Records excerpted from a collection:
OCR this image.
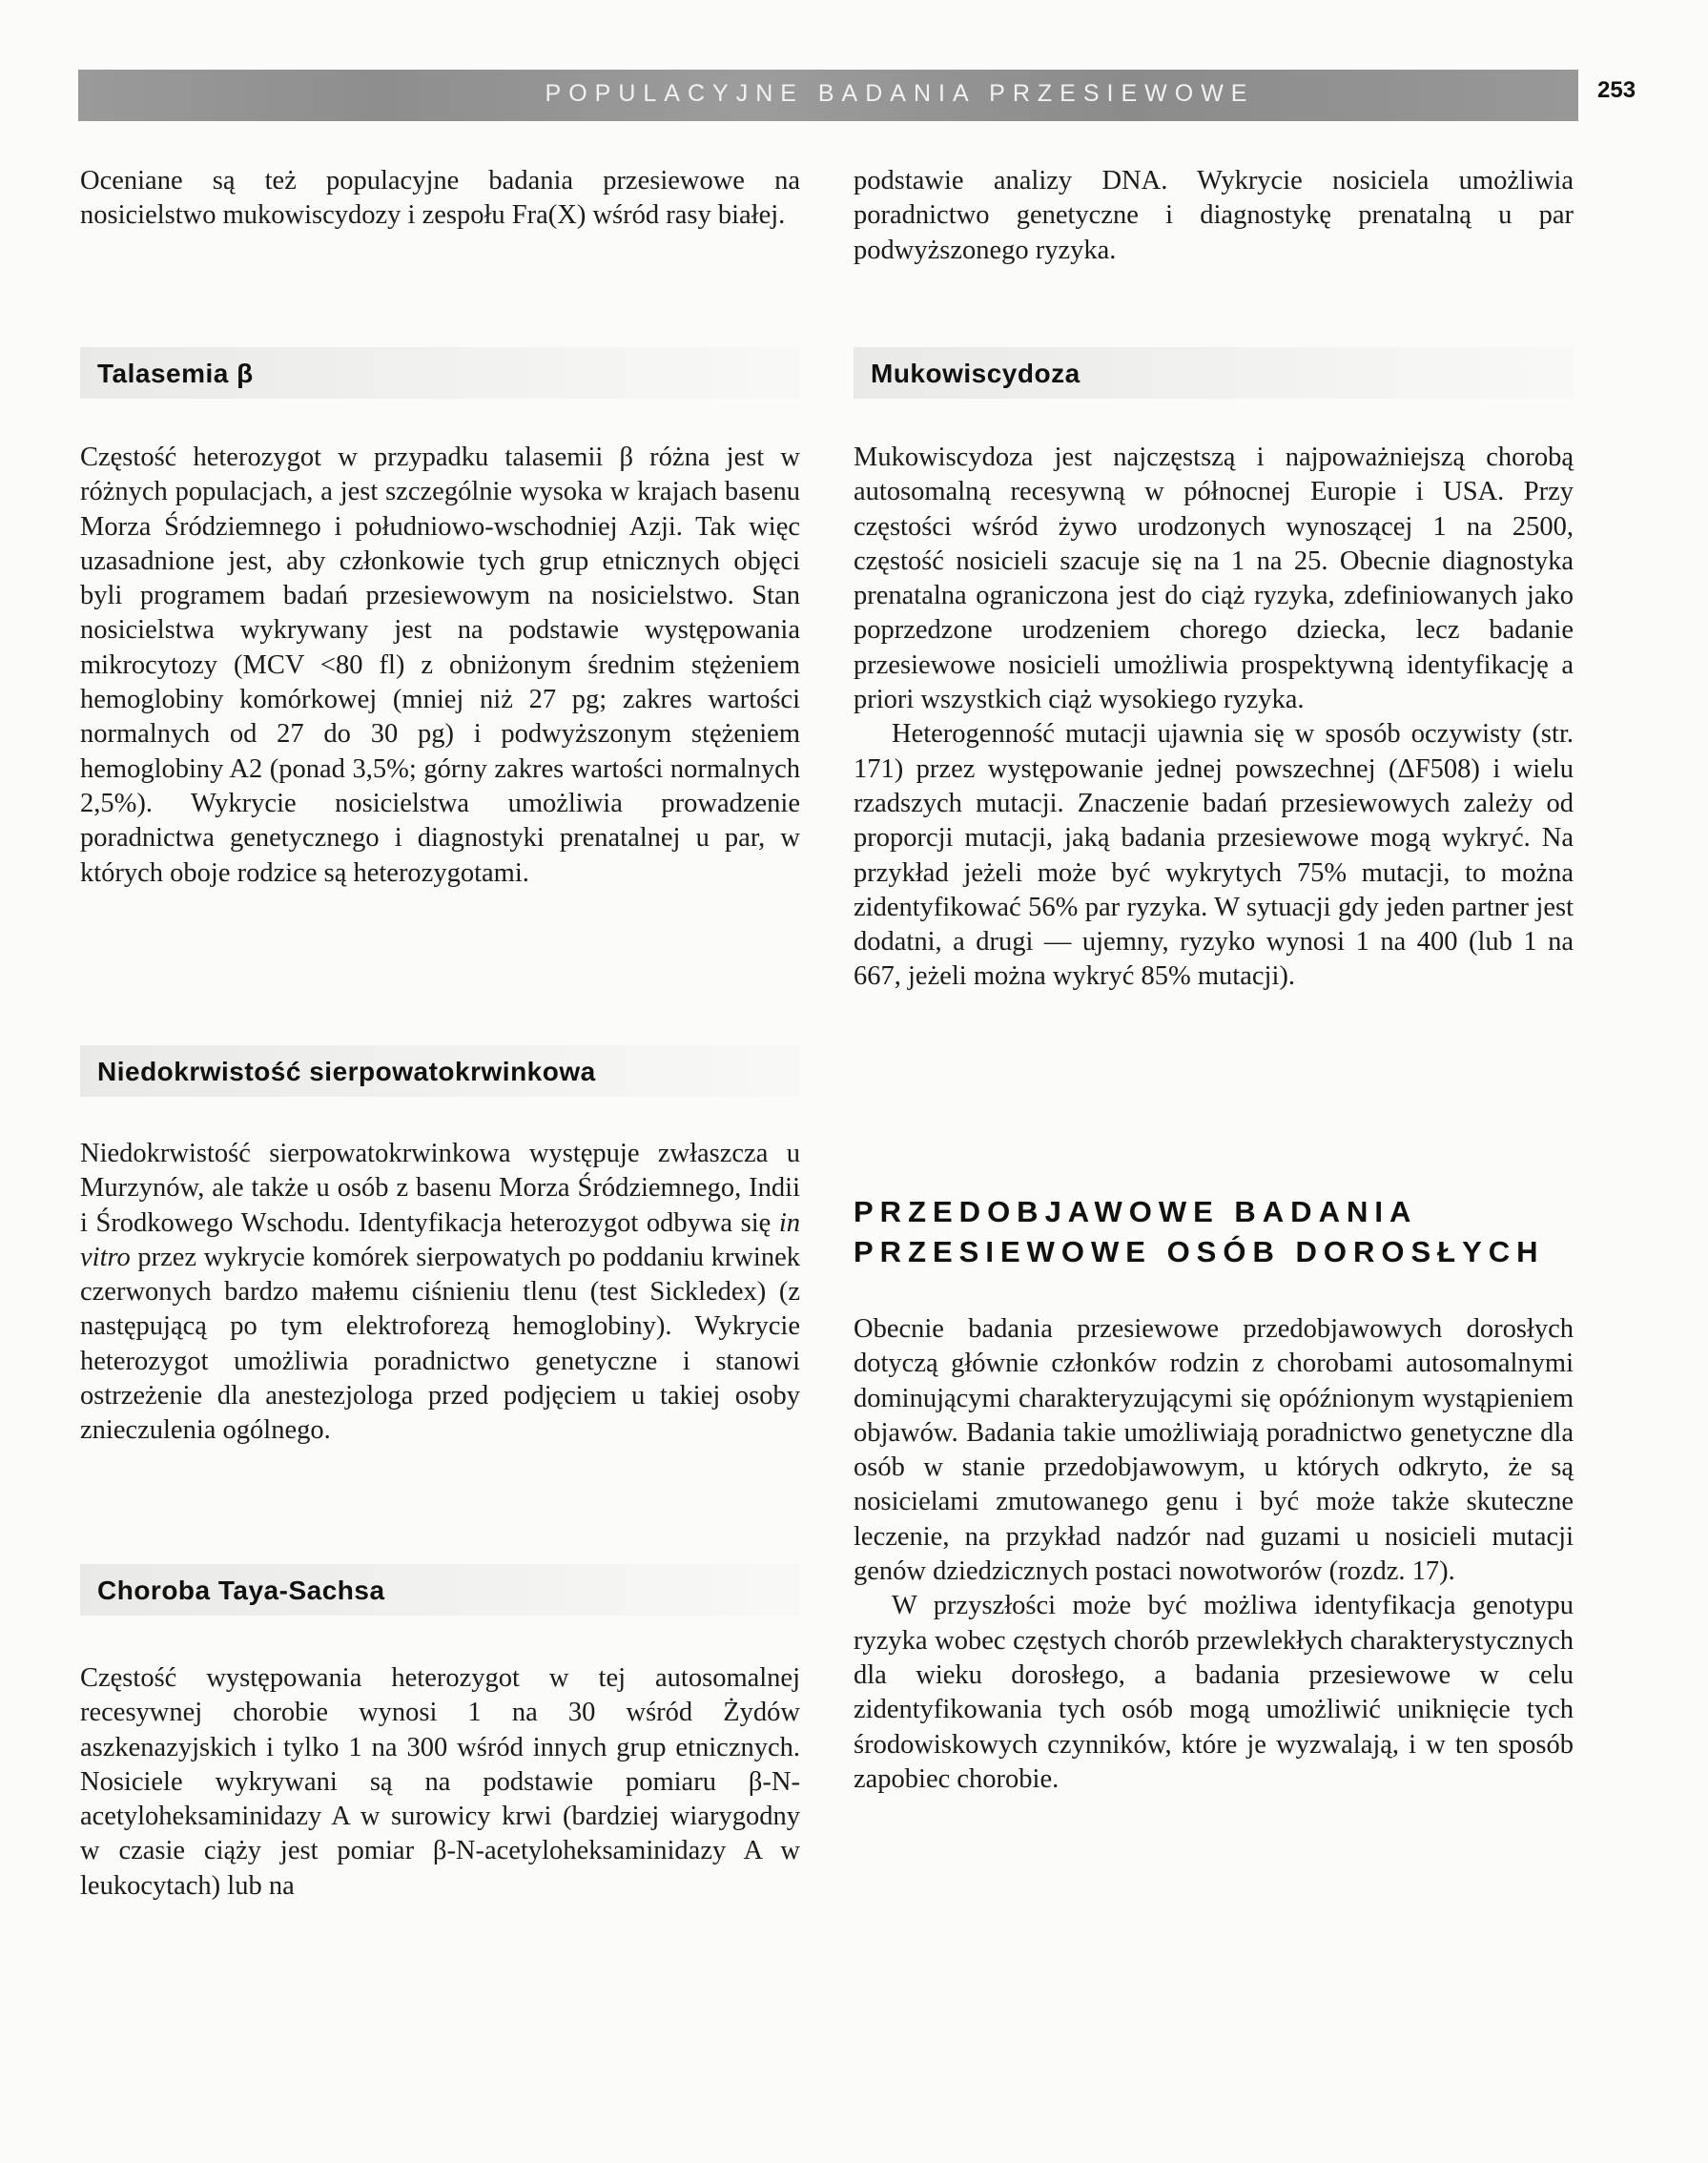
POPULACYJNE BADANIA PRZESIEWOWE	253

Oceniane są też populacyjne badania przesiewowe na nosicielstwo mukowiscydozy i zespołu Fra(X) wśród rasy białej.

Talasemia β

Częstość heterozygot w przypadku talasemii β różna jest w różnych populacjach, a jest szczególnie wysoka w krajach basenu Morza Śródziemnego i południowo-wschodniej Azji. Tak więc uzasadnione jest, aby członkowie tych grup etnicznych objęci byli programem badań przesiewowym na nosicielstwo. Stan nosicielstwa wykrywany jest na podstawie występowania mikrocytozy (MCV <80 fl) z obniżonym średnim stężeniem hemoglobiny komórkowej (mniej niż 27 pg; zakres wartości normalnych od 27 do 30 pg) i podwyższonym stężeniem hemoglobiny A2 (ponad 3,5%; górny zakres wartości normalnych 2,5%). Wykrycie nosicielstwa umożliwia prowadzenie poradnictwa genetycznego i diagnostyki prenatalnej u par, w których oboje rodzice są heterozygotami.

Niedokrwistość sierpowatokrwinkowa

Niedokrwistość sierpowatokrwinkowa występuje zwłaszcza u Murzynów, ale także u osób z basenu Morza Śródziemnego, Indii i Środkowego Wschodu. Identyfikacja heterozygot odbywa się in vitro przez wykrycie komórek sierpowatych po poddaniu krwinek czerwonych bardzo małemu ciśnieniu tlenu (test Sickledex) (z następującą po tym elektroforezą hemoglobiny). Wykrycie heterozygot umożliwia poradnictwo genetyczne i stanowi ostrzeżenie dla anestezjologa przed podjęciem u takiej osoby znieczulenia ogólnego.

Choroba Taya-Sachsa

Częstość występowania heterozygot w tej autosomalnej recesywnej chorobie wynosi 1 na 30 wśród Żydów aszkenazyjskich i tylko 1 na 300 wśród innych grup etnicznych. Nosiciele wykrywani są na podstawie pomiaru β-N-acetyloheksaminidazy A w surowicy krwi (bardziej wiarygodny w czasie ciąży jest pomiar β-N-acetyloheksaminidazy A w leukocytach) lub na

podstawie analizy DNA. Wykrycie nosiciela umożliwia poradnictwo genetyczne i diagnostykę prenatalną u par podwyższonego ryzyka.

Mukowiscydoza

Mukowiscydoza jest najczęstszą i najpoważniejszą chorobą autosomalną recesywną w północnej Europie i USA. Przy częstości wśród żywo urodzonych wynoszącej 1 na 2500, częstość nosicieli szacuje się na 1 na 25. Obecnie diagnostyka prenatalna ograniczona jest do ciąż ryzyka, zdefiniowanych jako poprzedzone urodzeniem chorego dziecka, lecz badanie przesiewowe nosicieli umożliwia prospektywną identyfikację a priori wszystkich ciąż wysokiego ryzyka.

Heterogenność mutacji ujawnia się w sposób oczywisty (str. 171) przez występowanie jednej powszechnej (ΔF508) i wielu rzadszych mutacji. Znaczenie badań przesiewowych zależy od proporcji mutacji, jaką badania przesiewowe mogą wykryć. Na przykład jeżeli może być wykrytych 75% mutacji, to można zidentyfikować 56% par ryzyka. W sytuacji gdy jeden partner jest dodatni, a drugi — ujemny, ryzyko wynosi 1 na 400 (lub 1 na 667, jeżeli można wykryć 85% mutacji).

PRZEDOBJAWOWE BADANIA
PRZESIEWOWE OSÓB DOROSŁYCH

Obecnie badania przesiewowe przedobjawowych dorosłych dotyczą głównie członków rodzin z chorobami autosomalnymi dominującymi charakteryzującymi się opóźnionym wystąpieniem objawów. Badania takie umożliwiają poradnictwo genetyczne dla osób w stanie przedobjawowym, u których odkryto, że są nosicielami zmutowanego genu i być może także skuteczne leczenie, na przykład nadzór nad guzami u nosicieli mutacji genów dziedzicznych postaci nowotworów (rozdz. 17).

W przyszłości może być możliwa identyfikacja genotypu ryzyka wobec częstych chorób przewlekłych charakterystycznych dla wieku dorosłego, a badania przesiewowe w celu zidentyfikowania tych osób mogą umożliwić uniknięcie tych środowiskowych czynników, które je wyzwalają, i w ten sposób zapobiec chorobie.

__Problem__
Copy every line of the data word for word, omitting the images.

__The reply__
OCR this image.
POPULACYJNE BADANIA PRZESIEWOWE	253

Oceniane są też populacyjne badania przesiewowe na nosicielstwo mukowiscydozy i zespołu Fra(X) wśród rasy białej.

Talasemia β

Częstość heterozygot w przypadku talasemii β różna jest w różnych populacjach, a jest szczególnie wysoka w krajach basenu Morza Śródziemnego i południowo-wschodniej Azji. Tak więc uzasadnione jest, aby członkowie tych grup etnicznych objęci byli programem badań przesiewowym na nosicielstwo. Stan nosicielstwa wykrywany jest na podstawie występowania mikrocytozy (MCV <80 fl) z obniżonym średnim stężeniem hemoglobiny komórkowej (mniej niż 27 pg; zakres wartości normalnych od 27 do 30 pg) i podwyższonym stężeniem hemoglobiny A2 (ponad 3,5%; górny zakres wartości normalnych 2,5%). Wykrycie nosicielstwa umożliwia prowadzenie poradnictwa genetycznego i diagnostyki prenatalnej u par, w których oboje rodzice są heterozygotami.

Niedokrwistość sierpowatokrwinkowa

Niedokrwistość sierpowatokrwinkowa występuje zwłaszcza u Murzynów, ale także u osób z basenu Morza Śródziemnego, Indii i Środkowego Wschodu. Identyfikacja heterozygot odbywa się in vitro przez wykrycie komórek sierpowatych po poddaniu krwinek czerwonych bardzo małemu ciśnieniu tlenu (test Sickledex) (z następującą po tym elektroforezą hemoglobiny). Wykrycie heterozygot umożliwia poradnictwo genetyczne i stanowi ostrzeżenie dla anestezjologa przed podjęciem u takiej osoby znieczulenia ogólnego.

Choroba Taya-Sachsa

Częstość występowania heterozygot w tej autosomalnej recesywnej chorobie wynosi 1 na 30 wśród Żydów aszkenazyjskich i tylko 1 na 300 wśród innych grup etnicznych. Nosiciele wykrywani są na podstawie pomiaru β-N-acetyloheksaminidazy A w surowicy krwi (bardziej wiarygodny w czasie ciąży jest pomiar β-N-acetyloheksaminidazy A w leukocytach) lub na

podstawie analizy DNA. Wykrycie nosiciela umożliwia poradnictwo genetyczne i diagnostykę prenatalną u par podwyższonego ryzyka.

Mukowiscydoza

Mukowiscydoza jest najczęstszą i najpoważniejszą chorobą autosomalną recesywną w północnej Europie i USA. Przy częstości wśród żywo urodzonych wynoszącej 1 na 2500, częstość nosicieli szacuje się na 1 na 25. Obecnie diagnostyka prenatalna ograniczona jest do ciąż ryzyka, zdefiniowanych jako poprzedzone urodzeniem chorego dziecka, lecz badanie przesiewowe nosicieli umożliwia prospektywną identyfikację a priori wszystkich ciąż wysokiego ryzyka.

Heterogenność mutacji ujawnia się w sposób oczywisty (str. 171) przez występowanie jednej powszechnej (ΔF508) i wielu rzadszych mutacji. Znaczenie badań przesiewowych zależy od proporcji mutacji, jaką badania przesiewowe mogą wykryć. Na przykład jeżeli może być wykrytych 75% mutacji, to można zidentyfikować 56% par ryzyka. W sytuacji gdy jeden partner jest dodatni, a drugi — ujemny, ryzyko wynosi 1 na 400 (lub 1 na 667, jeżeli można wykryć 85% mutacji).

PRZEDOBJAWOWE BADANIA
PRZESIEWOWE OSÓB DOROSŁYCH

Obecnie badania przesiewowe przedobjawowych dorosłych dotyczą głównie członków rodzin z chorobami autosomalnymi dominującymi charakteryzującymi się opóźnionym wystąpieniem objawów. Badania takie umożliwiają poradnictwo genetyczne dla osób w stanie przedobjawowym, u których odkryto, że są nosicielami zmutowanego genu i być może także skuteczne leczenie, na przykład nadzór nad guzami u nosicieli mutacji genów dziedzicznych postaci nowotworów (rozdz. 17).

W przyszłości może być możliwa identyfikacja genotypu ryzyka wobec częstych chorób przewlekłych charakterystycznych dla wieku dorosłego, a badania przesiewowe w celu zidentyfikowania tych osób mogą umożliwić uniknięcie tych środowiskowych czynników, które je wyzwalają, i w ten sposób zapobiec chorobie.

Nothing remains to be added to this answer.